Copy the data precisely, keeping every character.
◆ ◆ ◆ ◆ ◆
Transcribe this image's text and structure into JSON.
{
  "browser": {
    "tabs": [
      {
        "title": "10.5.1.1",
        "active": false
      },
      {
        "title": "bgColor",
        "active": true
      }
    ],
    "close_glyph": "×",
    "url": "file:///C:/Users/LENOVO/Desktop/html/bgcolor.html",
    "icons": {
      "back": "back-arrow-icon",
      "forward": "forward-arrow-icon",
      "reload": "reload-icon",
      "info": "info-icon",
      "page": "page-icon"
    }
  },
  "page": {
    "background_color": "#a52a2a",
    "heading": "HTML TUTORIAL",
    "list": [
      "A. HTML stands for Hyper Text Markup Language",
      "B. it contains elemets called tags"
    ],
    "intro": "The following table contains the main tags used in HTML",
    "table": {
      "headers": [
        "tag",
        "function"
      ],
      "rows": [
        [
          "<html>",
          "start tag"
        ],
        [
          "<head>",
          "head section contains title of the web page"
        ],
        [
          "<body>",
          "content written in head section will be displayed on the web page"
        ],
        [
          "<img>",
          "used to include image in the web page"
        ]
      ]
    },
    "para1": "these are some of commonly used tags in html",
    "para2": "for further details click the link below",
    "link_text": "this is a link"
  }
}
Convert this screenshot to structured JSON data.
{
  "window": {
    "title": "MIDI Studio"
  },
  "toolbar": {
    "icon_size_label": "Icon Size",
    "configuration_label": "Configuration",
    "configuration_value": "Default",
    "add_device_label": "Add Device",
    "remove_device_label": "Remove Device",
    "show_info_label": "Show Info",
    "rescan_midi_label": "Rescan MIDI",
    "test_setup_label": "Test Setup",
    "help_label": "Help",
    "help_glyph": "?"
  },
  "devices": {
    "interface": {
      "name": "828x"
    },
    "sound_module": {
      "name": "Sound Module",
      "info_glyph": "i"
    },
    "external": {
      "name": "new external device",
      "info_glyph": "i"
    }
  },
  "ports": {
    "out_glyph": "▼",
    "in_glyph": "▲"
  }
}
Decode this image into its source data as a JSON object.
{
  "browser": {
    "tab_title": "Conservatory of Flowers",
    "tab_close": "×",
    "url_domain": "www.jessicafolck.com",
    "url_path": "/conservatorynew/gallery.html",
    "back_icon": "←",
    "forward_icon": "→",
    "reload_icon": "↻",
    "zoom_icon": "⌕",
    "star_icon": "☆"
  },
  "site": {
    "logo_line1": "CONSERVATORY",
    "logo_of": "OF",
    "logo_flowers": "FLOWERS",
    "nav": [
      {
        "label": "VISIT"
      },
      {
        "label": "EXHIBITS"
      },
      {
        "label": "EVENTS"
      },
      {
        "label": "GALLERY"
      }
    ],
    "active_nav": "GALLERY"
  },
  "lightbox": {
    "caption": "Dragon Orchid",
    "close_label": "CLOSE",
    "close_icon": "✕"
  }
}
◆ ◆ ◆ ◆ ◆
▶ _ANSWER TO THE PROBLEM_
Transcribe this image's text and structure into JSON.
{
  "browser": {
    "tabs": [
      {
        "title": "10.5.1.1",
        "active": false
      },
      {
        "title": "bgColor",
        "active": true
      }
    ],
    "close_glyph": "×",
    "url": "file:///C:/Users/LENOVO/Desktop/html/bgcolor.html",
    "icons": {
      "back": "back-arrow-icon",
      "forward": "forward-arrow-icon",
      "reload": "reload-icon",
      "info": "info-icon",
      "page": "page-icon"
    }
  },
  "page": {
    "background_color": "#a52a2a",
    "heading": "HTML TUTORIAL",
    "list": [
      "A. HTML stands for Hyper Text Markup Language",
      "B. it contains elemets called tags"
    ],
    "intro": "The following table contains the main tags used in HTML",
    "table": {
      "headers": [
        "tag",
        "function"
      ],
      "rows": [
        [
          "<html>",
          "start tag"
        ],
        [
          "<head>",
          "head section contains title of the web page"
        ],
        [
          "<body>",
          "content written in head section will be displayed on the web page"
        ],
        [
          "<img>",
          "used to include image in the web page"
        ]
      ]
    },
    "para1": "these are some of commonly used tags in html",
    "para2": "for further details click the link below",
    "link_text": "this is a link"
  }
}
Convert this screenshot to structured JSON data.
{
  "window": {
    "title": "MIDI Studio"
  },
  "toolbar": {
    "icon_size_label": "Icon Size",
    "configuration_label": "Configuration",
    "configuration_value": "Default",
    "add_device_label": "Add Device",
    "remove_device_label": "Remove Device",
    "show_info_label": "Show Info",
    "rescan_midi_label": "Rescan MIDI",
    "test_setup_label": "Test Setup",
    "help_label": "Help",
    "help_glyph": "?"
  },
  "devices": {
    "interface": {
      "name": "828x"
    },
    "sound_module": {
      "name": "Sound Module",
      "info_glyph": "i"
    },
    "external": {
      "name": "new external device",
      "info_glyph": "i"
    }
  },
  "ports": {
    "out_glyph": "▼",
    "in_glyph": "▲"
  }
}
Decode this image into its source data as a JSON object.
{
  "browser": {
    "tab_title": "Conservatory of Flowers",
    "tab_close": "×",
    "url_domain": "www.jessicafolck.com",
    "url_path": "/conservatorynew/gallery.html",
    "back_icon": "←",
    "forward_icon": "→",
    "reload_icon": "↻",
    "zoom_icon": "⌕",
    "star_icon": "☆"
  },
  "site": {
    "logo_line1": "CONSERVATORY",
    "logo_of": "OF",
    "logo_flowers": "FLOWERS",
    "nav": [
      {
        "label": "VISIT"
      },
      {
        "label": "EXHIBITS"
      },
      {
        "label": "EVENTS"
      },
      {
        "label": "GALLERY"
      }
    ],
    "active_nav": "GALLERY"
  },
  "lightbox": {
    "caption": "Dragon Orchid",
    "close_label": "CLOSE",
    "close_icon": "✕"
  }
}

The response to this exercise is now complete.